(What you are asked to do):
Rewrite the rows below with each "annotation" switched to "callout". Leave everything else as it is.

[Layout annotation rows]

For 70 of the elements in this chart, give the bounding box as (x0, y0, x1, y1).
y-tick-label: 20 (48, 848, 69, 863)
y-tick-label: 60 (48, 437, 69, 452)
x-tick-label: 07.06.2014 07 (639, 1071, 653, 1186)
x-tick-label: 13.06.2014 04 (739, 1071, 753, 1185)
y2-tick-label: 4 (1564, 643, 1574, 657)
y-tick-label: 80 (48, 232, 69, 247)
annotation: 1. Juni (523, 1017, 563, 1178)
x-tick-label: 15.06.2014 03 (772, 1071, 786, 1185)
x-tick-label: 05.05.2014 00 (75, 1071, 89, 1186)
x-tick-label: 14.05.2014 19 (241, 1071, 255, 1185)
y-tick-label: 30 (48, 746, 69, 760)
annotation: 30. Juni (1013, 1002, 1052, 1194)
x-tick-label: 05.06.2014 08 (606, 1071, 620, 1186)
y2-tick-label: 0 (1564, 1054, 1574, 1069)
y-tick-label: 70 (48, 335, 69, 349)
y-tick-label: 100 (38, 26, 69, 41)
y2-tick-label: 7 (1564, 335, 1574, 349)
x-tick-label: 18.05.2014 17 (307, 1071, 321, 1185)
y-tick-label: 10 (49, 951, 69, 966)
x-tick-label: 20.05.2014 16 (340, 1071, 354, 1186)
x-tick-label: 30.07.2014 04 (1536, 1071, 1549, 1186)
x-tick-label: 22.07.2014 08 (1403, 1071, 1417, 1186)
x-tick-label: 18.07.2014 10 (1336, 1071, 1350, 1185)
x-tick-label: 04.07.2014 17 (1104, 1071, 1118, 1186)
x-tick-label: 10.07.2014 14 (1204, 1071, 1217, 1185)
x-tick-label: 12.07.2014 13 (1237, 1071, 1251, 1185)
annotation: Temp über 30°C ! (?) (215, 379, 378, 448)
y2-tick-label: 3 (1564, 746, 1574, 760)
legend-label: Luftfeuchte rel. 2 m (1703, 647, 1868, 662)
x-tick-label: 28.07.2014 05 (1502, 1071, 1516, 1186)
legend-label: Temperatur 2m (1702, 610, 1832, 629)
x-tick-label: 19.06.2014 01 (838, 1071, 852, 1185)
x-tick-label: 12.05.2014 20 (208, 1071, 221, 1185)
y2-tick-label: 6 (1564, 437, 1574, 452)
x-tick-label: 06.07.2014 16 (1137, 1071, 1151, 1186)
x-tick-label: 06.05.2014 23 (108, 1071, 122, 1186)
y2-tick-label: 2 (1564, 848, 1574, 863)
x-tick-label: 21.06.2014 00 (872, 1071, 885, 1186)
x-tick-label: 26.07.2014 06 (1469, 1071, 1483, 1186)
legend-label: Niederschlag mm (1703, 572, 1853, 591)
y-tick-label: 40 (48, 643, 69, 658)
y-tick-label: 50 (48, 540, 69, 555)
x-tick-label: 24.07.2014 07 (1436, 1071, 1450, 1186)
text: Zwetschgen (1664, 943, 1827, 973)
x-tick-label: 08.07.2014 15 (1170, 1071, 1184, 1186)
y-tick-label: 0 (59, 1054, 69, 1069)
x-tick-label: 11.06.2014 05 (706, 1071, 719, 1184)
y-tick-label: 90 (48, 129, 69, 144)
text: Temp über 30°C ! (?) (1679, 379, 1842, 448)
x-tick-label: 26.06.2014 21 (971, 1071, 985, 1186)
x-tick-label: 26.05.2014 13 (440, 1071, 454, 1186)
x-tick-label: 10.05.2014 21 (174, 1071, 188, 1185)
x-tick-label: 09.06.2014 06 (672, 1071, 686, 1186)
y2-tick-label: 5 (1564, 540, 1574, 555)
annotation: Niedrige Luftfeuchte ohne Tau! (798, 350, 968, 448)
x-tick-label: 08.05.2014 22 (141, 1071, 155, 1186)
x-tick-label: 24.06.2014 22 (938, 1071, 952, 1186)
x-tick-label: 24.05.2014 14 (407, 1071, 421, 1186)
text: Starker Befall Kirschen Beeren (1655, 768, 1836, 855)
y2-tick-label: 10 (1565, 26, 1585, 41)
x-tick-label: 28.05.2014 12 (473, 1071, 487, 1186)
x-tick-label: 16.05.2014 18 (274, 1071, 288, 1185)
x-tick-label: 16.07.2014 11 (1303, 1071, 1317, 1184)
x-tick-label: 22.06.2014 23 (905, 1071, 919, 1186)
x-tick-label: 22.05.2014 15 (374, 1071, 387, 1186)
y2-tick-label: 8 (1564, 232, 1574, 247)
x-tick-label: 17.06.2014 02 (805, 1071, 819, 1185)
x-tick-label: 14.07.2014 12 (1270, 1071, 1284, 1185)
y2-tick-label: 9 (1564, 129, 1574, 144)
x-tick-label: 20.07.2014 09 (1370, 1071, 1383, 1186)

(Solution to this exercise):
For 70 of the elements in this chart, give the bounding box as (x0, y0, x1, y1).
y-tick-label: 20 (48, 848, 69, 863)
y-tick-label: 60 (48, 437, 69, 452)
x-tick-label: 07.06.2014 07 (639, 1071, 653, 1186)
x-tick-label: 13.06.2014 04 (739, 1071, 753, 1185)
y2-tick-label: 4 (1564, 643, 1574, 657)
y-tick-label: 80 (48, 232, 69, 247)
callout: 1. Juni (523, 1017, 563, 1178)
x-tick-label: 15.06.2014 03 (772, 1071, 786, 1185)
x-tick-label: 05.05.2014 00 (75, 1071, 89, 1186)
x-tick-label: 14.05.2014 19 (241, 1071, 255, 1185)
y-tick-label: 30 (48, 746, 69, 760)
callout: 30. Juni (1013, 1002, 1052, 1194)
x-tick-label: 05.06.2014 08 (606, 1071, 620, 1186)
y2-tick-label: 0 (1564, 1054, 1574, 1069)
y-tick-label: 70 (48, 335, 69, 349)
y-tick-label: 100 (38, 26, 69, 41)
y2-tick-label: 7 (1564, 335, 1574, 349)
x-tick-label: 18.05.2014 17 (307, 1071, 321, 1185)
y-tick-label: 10 (49, 951, 69, 966)
x-tick-label: 20.05.2014 16 (340, 1071, 354, 1186)
x-tick-label: 30.07.2014 04 (1536, 1071, 1549, 1186)
x-tick-label: 22.07.2014 08 (1403, 1071, 1417, 1186)
x-tick-label: 18.07.2014 10 (1336, 1071, 1350, 1185)
x-tick-label: 04.07.2014 17 (1104, 1071, 1118, 1186)
x-tick-label: 10.07.2014 14 (1204, 1071, 1217, 1185)
x-tick-label: 12.07.2014 13 (1237, 1071, 1251, 1185)
callout: Temp über 30°C ! (?) (215, 379, 378, 448)
y2-tick-label: 3 (1564, 746, 1574, 760)
legend-label: Luftfeuchte rel. 2 m (1703, 647, 1868, 662)
x-tick-label: 28.07.2014 05 (1502, 1071, 1516, 1186)
legend-label: Temperatur 2m (1702, 610, 1832, 629)
x-tick-label: 19.06.2014 01 (838, 1071, 852, 1185)
x-tick-label: 12.05.2014 20 (208, 1071, 221, 1185)
y2-tick-label: 6 (1564, 437, 1574, 452)
x-tick-label: 06.07.2014 16 (1137, 1071, 1151, 1186)
x-tick-label: 06.05.2014 23 (108, 1071, 122, 1186)
y2-tick-label: 2 (1564, 848, 1574, 863)
x-tick-label: 21.06.2014 00 (872, 1071, 885, 1186)
x-tick-label: 26.07.2014 06 (1469, 1071, 1483, 1186)
legend-label: Niederschlag mm (1703, 572, 1853, 591)
y-tick-label: 40 (48, 643, 69, 658)
y-tick-label: 50 (48, 540, 69, 555)
x-tick-label: 24.07.2014 07 (1436, 1071, 1450, 1186)
text: Zwetschgen (1664, 943, 1827, 973)
x-tick-label: 08.07.2014 15 (1170, 1071, 1184, 1186)
y-tick-label: 0 (59, 1054, 69, 1069)
x-tick-label: 11.06.2014 05 (706, 1071, 719, 1184)
y-tick-label: 90 (48, 129, 69, 144)
text: Temp über 30°C ! (?) (1679, 379, 1842, 448)
x-tick-label: 26.06.2014 21 (971, 1071, 985, 1186)
x-tick-label: 26.05.2014 13 (440, 1071, 454, 1186)
x-tick-label: 10.05.2014 21 (174, 1071, 188, 1185)
x-tick-label: 09.06.2014 06 (672, 1071, 686, 1186)
y2-tick-label: 5 (1564, 540, 1574, 555)
callout: Niedrige Luftfeuchte ohne Tau! (798, 350, 968, 448)
x-tick-label: 08.05.2014 22 (141, 1071, 155, 1186)
x-tick-label: 24.06.2014 22 (938, 1071, 952, 1186)
x-tick-label: 24.05.2014 14 (407, 1071, 421, 1186)
text: Starker Befall Kirschen Beeren (1655, 768, 1836, 855)
y2-tick-label: 10 (1565, 26, 1585, 41)
x-tick-label: 28.05.2014 12 (473, 1071, 487, 1186)
x-tick-label: 16.05.2014 18 (274, 1071, 288, 1185)
x-tick-label: 16.07.2014 11 (1303, 1071, 1317, 1184)
x-tick-label: 22.06.2014 23 (905, 1071, 919, 1186)
x-tick-label: 22.05.2014 15 (374, 1071, 387, 1186)
y2-tick-label: 8 (1564, 232, 1574, 247)
x-tick-label: 17.06.2014 02 (805, 1071, 819, 1185)
x-tick-label: 14.07.2014 12 (1270, 1071, 1284, 1185)
y2-tick-label: 9 (1564, 129, 1574, 144)
x-tick-label: 20.07.2014 09 (1370, 1071, 1383, 1186)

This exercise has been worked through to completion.